→ Problem statement
For the records below, say how many lines contain the string "footer". Give the number only.

→ Raw data
****************

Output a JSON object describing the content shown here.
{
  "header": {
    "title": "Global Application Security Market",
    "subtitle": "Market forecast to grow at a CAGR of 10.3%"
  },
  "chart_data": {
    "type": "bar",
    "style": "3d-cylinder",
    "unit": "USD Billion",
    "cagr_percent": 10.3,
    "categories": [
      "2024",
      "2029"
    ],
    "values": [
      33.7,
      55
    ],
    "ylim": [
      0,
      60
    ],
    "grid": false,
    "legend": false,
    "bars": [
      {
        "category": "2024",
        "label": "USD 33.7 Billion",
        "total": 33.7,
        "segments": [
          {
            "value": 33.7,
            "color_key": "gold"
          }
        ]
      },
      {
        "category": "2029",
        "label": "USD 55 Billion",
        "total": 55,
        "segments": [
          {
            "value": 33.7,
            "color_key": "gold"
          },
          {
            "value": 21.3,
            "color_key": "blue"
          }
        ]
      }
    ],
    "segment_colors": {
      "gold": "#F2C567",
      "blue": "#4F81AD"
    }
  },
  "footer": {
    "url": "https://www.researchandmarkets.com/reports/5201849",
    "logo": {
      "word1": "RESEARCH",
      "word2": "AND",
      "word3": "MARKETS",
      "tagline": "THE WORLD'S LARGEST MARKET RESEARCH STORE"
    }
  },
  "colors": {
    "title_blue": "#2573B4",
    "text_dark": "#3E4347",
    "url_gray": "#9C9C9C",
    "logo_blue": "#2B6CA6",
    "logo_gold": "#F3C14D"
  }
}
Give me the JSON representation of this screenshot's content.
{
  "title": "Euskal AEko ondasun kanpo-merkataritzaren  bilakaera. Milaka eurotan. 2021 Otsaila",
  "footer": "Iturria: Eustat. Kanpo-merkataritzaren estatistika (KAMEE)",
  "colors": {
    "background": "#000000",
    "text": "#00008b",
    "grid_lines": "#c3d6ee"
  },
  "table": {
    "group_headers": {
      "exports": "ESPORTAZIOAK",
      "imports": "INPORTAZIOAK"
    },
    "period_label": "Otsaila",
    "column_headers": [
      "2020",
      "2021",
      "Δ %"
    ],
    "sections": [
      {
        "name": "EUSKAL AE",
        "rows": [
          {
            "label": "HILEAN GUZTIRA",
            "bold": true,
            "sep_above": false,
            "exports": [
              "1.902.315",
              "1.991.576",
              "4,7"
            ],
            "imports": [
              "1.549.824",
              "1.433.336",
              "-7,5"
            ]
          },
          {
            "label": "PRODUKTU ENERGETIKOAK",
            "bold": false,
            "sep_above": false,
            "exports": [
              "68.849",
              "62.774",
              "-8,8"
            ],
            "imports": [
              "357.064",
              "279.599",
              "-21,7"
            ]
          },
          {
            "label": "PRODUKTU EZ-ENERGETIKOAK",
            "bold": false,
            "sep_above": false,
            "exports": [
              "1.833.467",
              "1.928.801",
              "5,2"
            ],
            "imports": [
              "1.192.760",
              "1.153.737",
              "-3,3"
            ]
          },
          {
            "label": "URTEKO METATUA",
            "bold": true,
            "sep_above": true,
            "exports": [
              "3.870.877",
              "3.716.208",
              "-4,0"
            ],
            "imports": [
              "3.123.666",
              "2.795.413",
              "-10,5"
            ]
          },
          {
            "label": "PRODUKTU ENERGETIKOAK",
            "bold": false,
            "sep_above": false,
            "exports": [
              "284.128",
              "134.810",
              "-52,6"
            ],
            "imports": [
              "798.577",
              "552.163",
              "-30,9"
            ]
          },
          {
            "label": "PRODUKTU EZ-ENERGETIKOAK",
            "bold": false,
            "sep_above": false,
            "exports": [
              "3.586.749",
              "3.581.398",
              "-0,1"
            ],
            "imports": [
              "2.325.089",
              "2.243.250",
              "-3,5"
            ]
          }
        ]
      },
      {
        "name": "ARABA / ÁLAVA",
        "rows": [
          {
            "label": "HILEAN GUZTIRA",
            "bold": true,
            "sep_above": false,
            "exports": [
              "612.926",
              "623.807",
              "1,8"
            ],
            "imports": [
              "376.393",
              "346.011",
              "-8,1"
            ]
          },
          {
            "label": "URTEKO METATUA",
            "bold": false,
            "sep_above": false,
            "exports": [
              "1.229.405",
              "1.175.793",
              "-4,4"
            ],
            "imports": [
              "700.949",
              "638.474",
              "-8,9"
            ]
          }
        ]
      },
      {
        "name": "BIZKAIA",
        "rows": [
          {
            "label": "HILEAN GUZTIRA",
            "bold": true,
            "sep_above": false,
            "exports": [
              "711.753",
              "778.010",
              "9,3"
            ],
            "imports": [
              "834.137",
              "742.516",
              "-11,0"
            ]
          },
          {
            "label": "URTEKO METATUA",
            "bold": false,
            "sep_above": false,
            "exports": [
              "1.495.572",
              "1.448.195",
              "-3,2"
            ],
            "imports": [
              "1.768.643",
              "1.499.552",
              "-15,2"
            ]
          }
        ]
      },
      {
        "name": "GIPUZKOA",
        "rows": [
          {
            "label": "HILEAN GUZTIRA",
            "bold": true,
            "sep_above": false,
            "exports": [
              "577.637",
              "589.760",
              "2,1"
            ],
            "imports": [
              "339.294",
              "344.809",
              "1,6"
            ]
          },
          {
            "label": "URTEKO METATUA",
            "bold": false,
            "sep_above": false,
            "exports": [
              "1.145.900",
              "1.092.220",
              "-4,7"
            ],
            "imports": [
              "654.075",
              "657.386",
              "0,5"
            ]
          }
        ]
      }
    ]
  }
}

****************

→ Result for this exercise
2